### DIRECTION:
Every line below that holds the string "this" should be copied out.

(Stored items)
________

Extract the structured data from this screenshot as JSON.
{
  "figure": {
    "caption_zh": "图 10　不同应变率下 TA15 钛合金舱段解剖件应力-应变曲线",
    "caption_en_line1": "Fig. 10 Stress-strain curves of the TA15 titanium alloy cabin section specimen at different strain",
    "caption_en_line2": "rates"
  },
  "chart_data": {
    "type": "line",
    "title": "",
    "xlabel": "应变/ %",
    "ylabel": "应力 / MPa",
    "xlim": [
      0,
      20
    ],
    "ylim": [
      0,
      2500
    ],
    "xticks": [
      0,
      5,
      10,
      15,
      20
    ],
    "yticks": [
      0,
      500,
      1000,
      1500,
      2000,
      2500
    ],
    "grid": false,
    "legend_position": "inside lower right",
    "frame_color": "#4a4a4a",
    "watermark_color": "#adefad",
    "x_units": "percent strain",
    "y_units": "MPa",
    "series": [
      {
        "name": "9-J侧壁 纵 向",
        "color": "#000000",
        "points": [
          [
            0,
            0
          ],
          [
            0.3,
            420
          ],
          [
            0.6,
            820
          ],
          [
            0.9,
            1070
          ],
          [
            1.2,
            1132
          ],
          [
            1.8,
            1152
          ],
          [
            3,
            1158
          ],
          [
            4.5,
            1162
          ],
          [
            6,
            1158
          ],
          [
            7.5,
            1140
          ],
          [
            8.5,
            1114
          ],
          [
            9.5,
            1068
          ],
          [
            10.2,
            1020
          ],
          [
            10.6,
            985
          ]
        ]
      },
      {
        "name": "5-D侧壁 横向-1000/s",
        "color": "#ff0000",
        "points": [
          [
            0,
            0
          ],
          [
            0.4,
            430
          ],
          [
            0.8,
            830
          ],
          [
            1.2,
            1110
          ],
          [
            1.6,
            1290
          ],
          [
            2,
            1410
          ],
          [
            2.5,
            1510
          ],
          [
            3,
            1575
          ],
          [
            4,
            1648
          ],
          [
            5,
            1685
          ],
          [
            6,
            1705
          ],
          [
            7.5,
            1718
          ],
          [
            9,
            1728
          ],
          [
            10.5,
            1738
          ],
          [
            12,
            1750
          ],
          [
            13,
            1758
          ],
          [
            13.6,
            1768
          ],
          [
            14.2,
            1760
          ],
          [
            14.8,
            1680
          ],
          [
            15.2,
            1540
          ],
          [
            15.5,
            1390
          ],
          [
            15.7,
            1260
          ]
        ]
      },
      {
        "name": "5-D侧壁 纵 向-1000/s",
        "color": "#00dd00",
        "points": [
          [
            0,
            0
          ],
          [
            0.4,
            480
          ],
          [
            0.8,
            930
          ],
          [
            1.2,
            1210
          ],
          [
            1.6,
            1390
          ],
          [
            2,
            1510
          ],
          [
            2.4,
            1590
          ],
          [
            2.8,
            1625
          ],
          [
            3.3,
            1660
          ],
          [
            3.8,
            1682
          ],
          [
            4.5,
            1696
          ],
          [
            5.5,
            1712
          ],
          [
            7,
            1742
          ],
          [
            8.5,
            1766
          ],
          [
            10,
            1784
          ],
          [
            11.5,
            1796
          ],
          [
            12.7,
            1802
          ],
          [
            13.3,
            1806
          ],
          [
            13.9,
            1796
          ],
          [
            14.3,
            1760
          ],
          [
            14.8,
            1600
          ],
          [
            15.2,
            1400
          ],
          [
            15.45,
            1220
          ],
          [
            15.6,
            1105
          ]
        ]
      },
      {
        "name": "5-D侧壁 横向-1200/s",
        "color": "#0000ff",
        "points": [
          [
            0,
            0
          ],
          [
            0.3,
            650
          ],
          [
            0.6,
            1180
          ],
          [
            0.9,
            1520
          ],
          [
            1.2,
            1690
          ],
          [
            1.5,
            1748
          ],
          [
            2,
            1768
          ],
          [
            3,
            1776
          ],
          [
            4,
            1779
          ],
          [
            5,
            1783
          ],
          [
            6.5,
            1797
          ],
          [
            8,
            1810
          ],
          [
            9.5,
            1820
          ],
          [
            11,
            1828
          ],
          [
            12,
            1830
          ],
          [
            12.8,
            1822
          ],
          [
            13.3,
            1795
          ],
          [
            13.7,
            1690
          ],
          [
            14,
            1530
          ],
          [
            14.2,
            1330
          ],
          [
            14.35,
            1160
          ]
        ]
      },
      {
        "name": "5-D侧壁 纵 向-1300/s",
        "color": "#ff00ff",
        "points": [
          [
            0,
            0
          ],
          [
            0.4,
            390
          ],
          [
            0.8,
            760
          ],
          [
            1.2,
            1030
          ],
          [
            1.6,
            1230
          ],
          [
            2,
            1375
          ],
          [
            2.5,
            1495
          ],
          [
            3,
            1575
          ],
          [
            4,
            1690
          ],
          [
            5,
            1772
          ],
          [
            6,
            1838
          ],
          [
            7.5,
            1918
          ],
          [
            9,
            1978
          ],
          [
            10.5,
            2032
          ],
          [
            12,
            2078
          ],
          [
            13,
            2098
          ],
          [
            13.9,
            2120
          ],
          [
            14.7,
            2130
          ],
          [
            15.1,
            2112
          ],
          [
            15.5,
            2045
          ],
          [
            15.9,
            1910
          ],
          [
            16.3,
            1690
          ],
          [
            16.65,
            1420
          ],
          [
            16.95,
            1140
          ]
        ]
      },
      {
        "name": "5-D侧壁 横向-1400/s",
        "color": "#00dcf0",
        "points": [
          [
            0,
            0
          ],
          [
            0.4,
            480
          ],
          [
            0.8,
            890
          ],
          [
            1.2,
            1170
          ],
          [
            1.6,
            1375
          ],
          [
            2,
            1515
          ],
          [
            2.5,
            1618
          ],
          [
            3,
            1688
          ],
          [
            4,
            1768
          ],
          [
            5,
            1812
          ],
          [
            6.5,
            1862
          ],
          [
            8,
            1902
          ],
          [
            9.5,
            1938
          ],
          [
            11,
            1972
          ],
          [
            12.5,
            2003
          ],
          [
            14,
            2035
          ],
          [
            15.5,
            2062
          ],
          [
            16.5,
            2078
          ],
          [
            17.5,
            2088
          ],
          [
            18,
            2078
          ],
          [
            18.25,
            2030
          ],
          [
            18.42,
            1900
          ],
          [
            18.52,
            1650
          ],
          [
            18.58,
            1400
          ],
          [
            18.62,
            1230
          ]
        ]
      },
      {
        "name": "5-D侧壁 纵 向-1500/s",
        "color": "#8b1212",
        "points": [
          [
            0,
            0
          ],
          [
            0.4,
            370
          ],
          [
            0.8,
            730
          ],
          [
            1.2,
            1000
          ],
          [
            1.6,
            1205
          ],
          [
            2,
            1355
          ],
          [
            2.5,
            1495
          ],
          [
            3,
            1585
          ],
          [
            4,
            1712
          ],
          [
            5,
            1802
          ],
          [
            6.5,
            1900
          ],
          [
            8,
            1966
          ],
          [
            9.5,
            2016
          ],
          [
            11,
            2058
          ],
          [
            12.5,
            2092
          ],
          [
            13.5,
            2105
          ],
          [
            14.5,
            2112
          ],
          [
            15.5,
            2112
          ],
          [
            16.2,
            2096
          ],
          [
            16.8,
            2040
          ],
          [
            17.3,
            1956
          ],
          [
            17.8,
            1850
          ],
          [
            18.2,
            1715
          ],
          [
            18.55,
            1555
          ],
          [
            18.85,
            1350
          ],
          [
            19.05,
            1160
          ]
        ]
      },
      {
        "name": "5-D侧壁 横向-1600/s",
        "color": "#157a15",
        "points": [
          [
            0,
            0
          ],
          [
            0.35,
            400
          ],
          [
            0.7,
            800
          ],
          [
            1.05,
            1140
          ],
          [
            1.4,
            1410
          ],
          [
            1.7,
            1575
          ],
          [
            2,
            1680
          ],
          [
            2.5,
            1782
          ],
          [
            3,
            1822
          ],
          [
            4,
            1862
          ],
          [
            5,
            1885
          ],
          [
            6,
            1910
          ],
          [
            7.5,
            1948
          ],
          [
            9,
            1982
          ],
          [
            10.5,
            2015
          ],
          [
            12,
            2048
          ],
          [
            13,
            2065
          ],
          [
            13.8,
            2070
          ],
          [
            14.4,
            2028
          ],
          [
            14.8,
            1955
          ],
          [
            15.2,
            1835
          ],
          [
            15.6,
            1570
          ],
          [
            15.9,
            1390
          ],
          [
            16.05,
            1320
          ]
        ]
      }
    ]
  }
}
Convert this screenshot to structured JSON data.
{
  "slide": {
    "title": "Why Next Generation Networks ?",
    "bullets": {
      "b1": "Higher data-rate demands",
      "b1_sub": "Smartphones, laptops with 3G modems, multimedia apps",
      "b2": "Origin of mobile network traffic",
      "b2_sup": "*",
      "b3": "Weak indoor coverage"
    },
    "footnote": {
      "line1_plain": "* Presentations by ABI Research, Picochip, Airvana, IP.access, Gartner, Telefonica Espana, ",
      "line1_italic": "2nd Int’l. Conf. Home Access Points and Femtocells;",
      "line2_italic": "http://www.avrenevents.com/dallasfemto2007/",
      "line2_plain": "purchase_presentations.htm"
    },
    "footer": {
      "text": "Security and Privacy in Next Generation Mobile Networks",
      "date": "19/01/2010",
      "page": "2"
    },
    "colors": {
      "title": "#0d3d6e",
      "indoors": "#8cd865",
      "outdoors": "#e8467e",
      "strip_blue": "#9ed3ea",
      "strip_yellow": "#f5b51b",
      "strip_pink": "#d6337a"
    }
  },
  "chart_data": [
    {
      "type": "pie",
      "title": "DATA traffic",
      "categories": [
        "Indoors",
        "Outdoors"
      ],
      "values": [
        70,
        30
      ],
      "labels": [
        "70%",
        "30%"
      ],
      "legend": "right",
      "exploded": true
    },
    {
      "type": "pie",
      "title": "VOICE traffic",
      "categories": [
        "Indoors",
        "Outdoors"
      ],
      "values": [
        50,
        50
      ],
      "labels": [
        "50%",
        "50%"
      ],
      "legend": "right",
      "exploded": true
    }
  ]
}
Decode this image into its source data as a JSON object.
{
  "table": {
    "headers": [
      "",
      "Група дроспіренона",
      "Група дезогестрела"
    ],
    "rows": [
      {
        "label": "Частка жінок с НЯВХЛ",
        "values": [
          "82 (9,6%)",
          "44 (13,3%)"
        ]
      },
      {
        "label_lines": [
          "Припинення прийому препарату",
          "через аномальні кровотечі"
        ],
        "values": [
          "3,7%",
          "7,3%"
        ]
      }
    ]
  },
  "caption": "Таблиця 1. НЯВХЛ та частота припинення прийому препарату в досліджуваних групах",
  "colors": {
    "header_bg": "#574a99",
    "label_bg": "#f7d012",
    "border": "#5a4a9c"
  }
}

________

### EXERCISE ANSWER:
Extract the structured data from this screenshot as JSON.
Convert this screenshot to structured JSON data.
Decode this image into its source data as a JSON object.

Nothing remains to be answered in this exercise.